- **Goal**: Pick every line with "series" from the material below.

Collection entries:
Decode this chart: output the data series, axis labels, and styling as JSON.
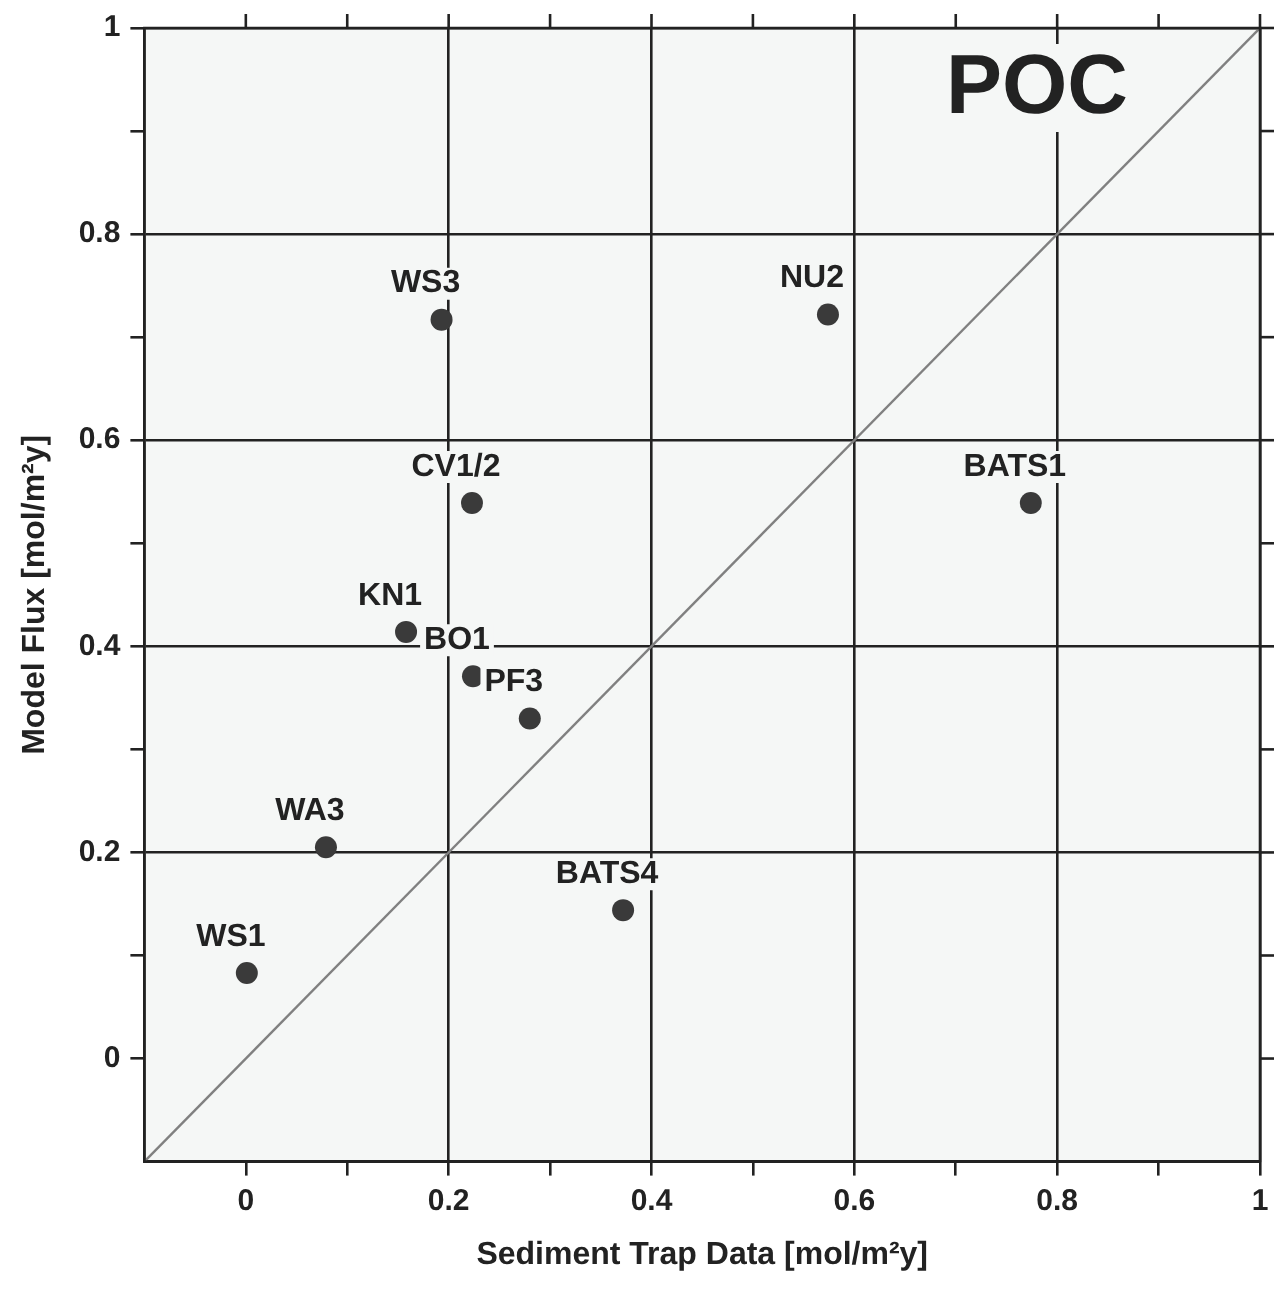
{
  "chart_data": {
    "type": "scatter",
    "title": "POC",
    "xlabel": "Sediment Trap Data [mol/m²y]",
    "ylabel": "Model Flux [mol/m²y]",
    "xlim": [
      -0.1,
      1
    ],
    "ylim": [
      -0.1,
      1
    ],
    "xticks": [
      0,
      {
        "value": 0.1,
        "label": null
      },
      0.2,
      {
        "value": 0.3,
        "label": null
      },
      0.4,
      {
        "value": 0.5,
        "label": null
      },
      0.6,
      {
        "value": 0.7,
        "label": null
      },
      0.8,
      {
        "value": 0.9,
        "label": null
      },
      1
    ],
    "yticks": [
      0,
      {
        "value": 0.1,
        "label": null
      },
      0.2,
      {
        "value": 0.3,
        "label": null
      },
      0.4,
      {
        "value": 0.5,
        "label": null
      },
      0.6,
      {
        "value": 0.7,
        "label": null
      },
      0.8,
      {
        "value": 0.9,
        "label": null
      },
      1
    ],
    "grid": true,
    "legend": false,
    "marker": "circle",
    "series": [
      {
        "type": "scatter",
        "color": "#3a3a3a",
        "x": [
          0.001,
          0.079,
          0.158,
          0.224,
          0.28,
          0.193,
          0.223,
          0.372,
          0.574,
          0.774
        ],
        "values": [
          0.083,
          0.205,
          0.414,
          0.371,
          0.33,
          0.717,
          0.539,
          0.144,
          0.722,
          0.539
        ]
      },
      {
        "type": "line",
        "color": "#808080",
        "line_style": "solid",
        "marker": "none",
        "x": [
          -0.1,
          1
        ],
        "values": [
          -0.1,
          1
        ]
      }
    ],
    "annotations": [
      {
        "text": "WS1",
        "x": 0.001,
        "y": 0.083
      },
      {
        "text": "WA3",
        "x": 0.079,
        "y": 0.205
      },
      {
        "text": "KN1",
        "x": 0.158,
        "y": 0.414
      },
      {
        "text": "BO1",
        "x": 0.224,
        "y": 0.371
      },
      {
        "text": "PF3",
        "x": 0.28,
        "y": 0.33
      },
      {
        "text": "WS3",
        "x": 0.193,
        "y": 0.717
      },
      {
        "text": "CV1/2",
        "x": 0.223,
        "y": 0.539
      },
      {
        "text": "BATS4",
        "x": 0.372,
        "y": 0.144
      },
      {
        "text": "NU2",
        "x": 0.574,
        "y": 0.722
      },
      {
        "text": "BATS1",
        "x": 0.774,
        "y": 0.539
      }
    ]
  }
}
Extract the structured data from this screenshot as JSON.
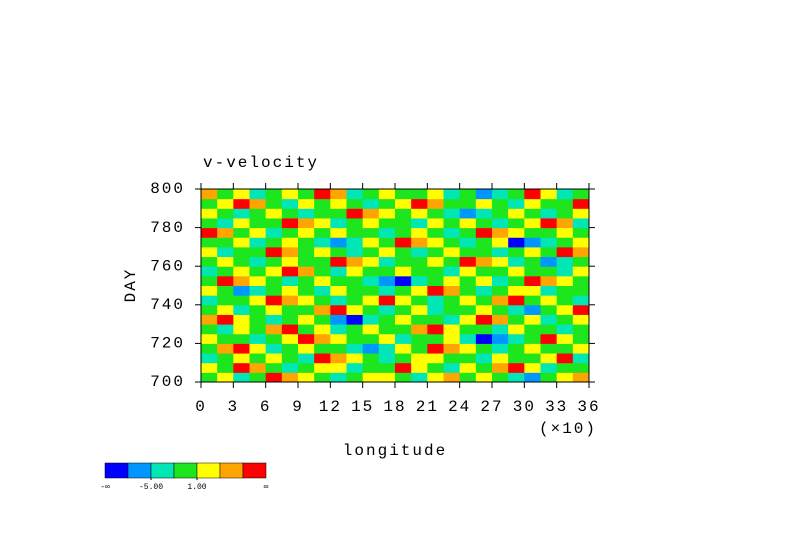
{
  "chart_data": {
    "type": "heatmap",
    "title": "v-velocity",
    "x_label": "longitude",
    "x_multiplier": "(×10)",
    "y_label": "DAY",
    "xlim": [
      0,
      36
    ],
    "xticks": [
      0,
      3,
      6,
      9,
      12,
      15,
      18,
      21,
      24,
      27,
      30,
      33,
      36
    ],
    "ylim": [
      700,
      800
    ],
    "yticks": [
      700,
      720,
      740,
      760,
      780,
      800
    ],
    "levels": [
      -8,
      -5,
      -2,
      1,
      4,
      7
    ],
    "colors": [
      "#0000ff",
      "#0096ff",
      "#00e6b4",
      "#1ee61e",
      "#ffff00",
      "#ffa500",
      "#ff0000"
    ],
    "colorbar": {
      "min_label": "-∞",
      "max_label": "∞",
      "ticks": [
        {
          "value": -5,
          "label": "-5.00"
        },
        {
          "value": 1,
          "label": "1.00"
        }
      ]
    },
    "z": [
      [
        0,
        2,
        -3,
        0,
        9,
        5,
        2,
        0,
        -3,
        0,
        2,
        2,
        0,
        -3,
        2,
        5,
        0,
        2,
        0,
        -3,
        -6,
        0,
        2,
        5
      ],
      [
        2,
        0,
        9,
        5,
        0,
        -3,
        0,
        2,
        2,
        -3,
        0,
        0,
        9,
        2,
        0,
        -3,
        2,
        0,
        5,
        9,
        2,
        -3,
        0,
        0
      ],
      [
        -3,
        0,
        2,
        0,
        2,
        0,
        -3,
        9,
        5,
        2,
        0,
        -3,
        0,
        2,
        2,
        0,
        0,
        -3,
        2,
        0,
        0,
        2,
        9,
        -3
      ],
      [
        0,
        5,
        9,
        2,
        -3,
        0,
        2,
        0,
        0,
        -3,
        -6,
        -3,
        2,
        0,
        9,
        5,
        2,
        0,
        -3,
        0,
        2,
        0,
        0,
        2
      ],
      [
        2,
        0,
        0,
        -3,
        0,
        2,
        9,
        5,
        2,
        0,
        0,
        2,
        -3,
        0,
        0,
        2,
        -3,
        -10,
        -6,
        -3,
        0,
        9,
        2,
        0
      ],
      [
        0,
        -3,
        2,
        0,
        5,
        9,
        0,
        2,
        -3,
        0,
        2,
        0,
        0,
        5,
        9,
        2,
        0,
        0,
        -3,
        2,
        0,
        0,
        -3,
        0
      ],
      [
        5,
        9,
        2,
        0,
        -3,
        0,
        2,
        0,
        -6,
        -10,
        -3,
        0,
        2,
        0,
        0,
        -3,
        2,
        9,
        5,
        0,
        2,
        -3,
        0,
        2
      ],
      [
        0,
        2,
        -3,
        0,
        2,
        0,
        0,
        5,
        9,
        2,
        0,
        -3,
        0,
        2,
        -3,
        0,
        0,
        2,
        0,
        -3,
        -6,
        0,
        2,
        9
      ],
      [
        -3,
        0,
        0,
        2,
        9,
        5,
        2,
        0,
        -3,
        0,
        2,
        9,
        2,
        0,
        -3,
        0,
        2,
        0,
        5,
        9,
        0,
        2,
        0,
        -3
      ],
      [
        2,
        0,
        -6,
        -3,
        0,
        2,
        0,
        -3,
        2,
        0,
        0,
        -3,
        0,
        2,
        9,
        5,
        0,
        -3,
        0,
        2,
        2,
        -3,
        0,
        0
      ],
      [
        0,
        9,
        5,
        2,
        0,
        -3,
        0,
        2,
        0,
        0,
        -3,
        -6,
        -10,
        -3,
        0,
        2,
        0,
        2,
        -3,
        0,
        9,
        5,
        2,
        0
      ],
      [
        -3,
        0,
        2,
        0,
        2,
        9,
        5,
        0,
        -3,
        2,
        0,
        0,
        2,
        0,
        0,
        -3,
        2,
        0,
        0,
        2,
        0,
        0,
        -3,
        2
      ],
      [
        0,
        2,
        0,
        -3,
        0,
        2,
        0,
        0,
        9,
        5,
        2,
        -3,
        0,
        0,
        2,
        0,
        9,
        5,
        2,
        -3,
        0,
        -6,
        -3,
        0
      ],
      [
        2,
        -3,
        0,
        0,
        9,
        5,
        0,
        2,
        0,
        -3,
        0,
        2,
        0,
        -3,
        0,
        2,
        0,
        0,
        -3,
        0,
        2,
        0,
        9,
        5
      ],
      [
        0,
        0,
        2,
        -3,
        0,
        2,
        0,
        -3,
        -6,
        -3,
        2,
        0,
        9,
        5,
        2,
        0,
        -3,
        0,
        2,
        -10,
        -6,
        -3,
        0,
        2
      ],
      [
        9,
        5,
        0,
        2,
        -3,
        0,
        2,
        0,
        2,
        0,
        0,
        -3,
        0,
        2,
        0,
        -3,
        0,
        9,
        5,
        2,
        0,
        0,
        2,
        0
      ],
      [
        0,
        -3,
        2,
        0,
        0,
        9,
        5,
        2,
        -3,
        0,
        2,
        0,
        0,
        -3,
        2,
        0,
        2,
        0,
        -3,
        0,
        2,
        9,
        5,
        -3
      ],
      [
        2,
        0,
        -3,
        0,
        2,
        0,
        -3,
        0,
        0,
        9,
        5,
        2,
        0,
        2,
        0,
        -3,
        -6,
        -3,
        0,
        2,
        0,
        -3,
        0,
        2
      ],
      [
        0,
        2,
        9,
        5,
        0,
        -3,
        2,
        0,
        2,
        0,
        -3,
        0,
        2,
        9,
        5,
        0,
        0,
        2,
        0,
        -3,
        2,
        0,
        0,
        9
      ],
      [
        5,
        0,
        2,
        -3,
        0,
        2,
        0,
        9,
        5,
        -3,
        0,
        2,
        0,
        0,
        2,
        -3,
        0,
        -6,
        -3,
        0,
        9,
        2,
        -3,
        0
      ]
    ]
  }
}
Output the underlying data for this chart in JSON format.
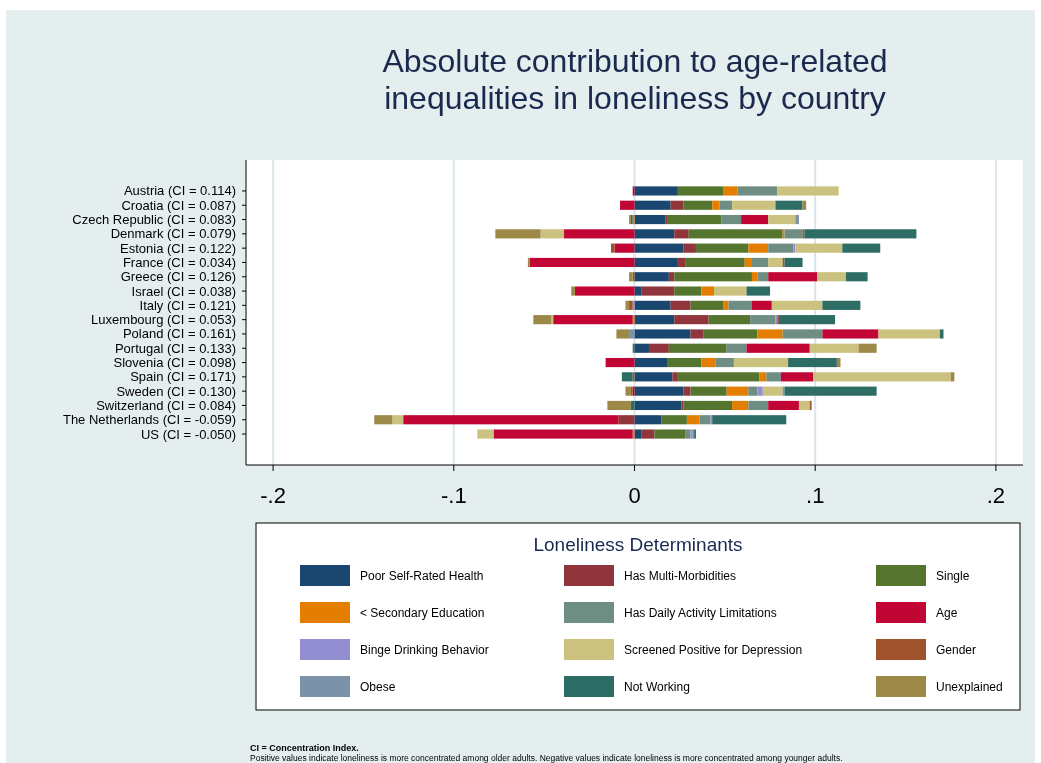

- **Written answer**:
Decode this chart: output the data series, axis labels, and styling as JSON.
    "series": [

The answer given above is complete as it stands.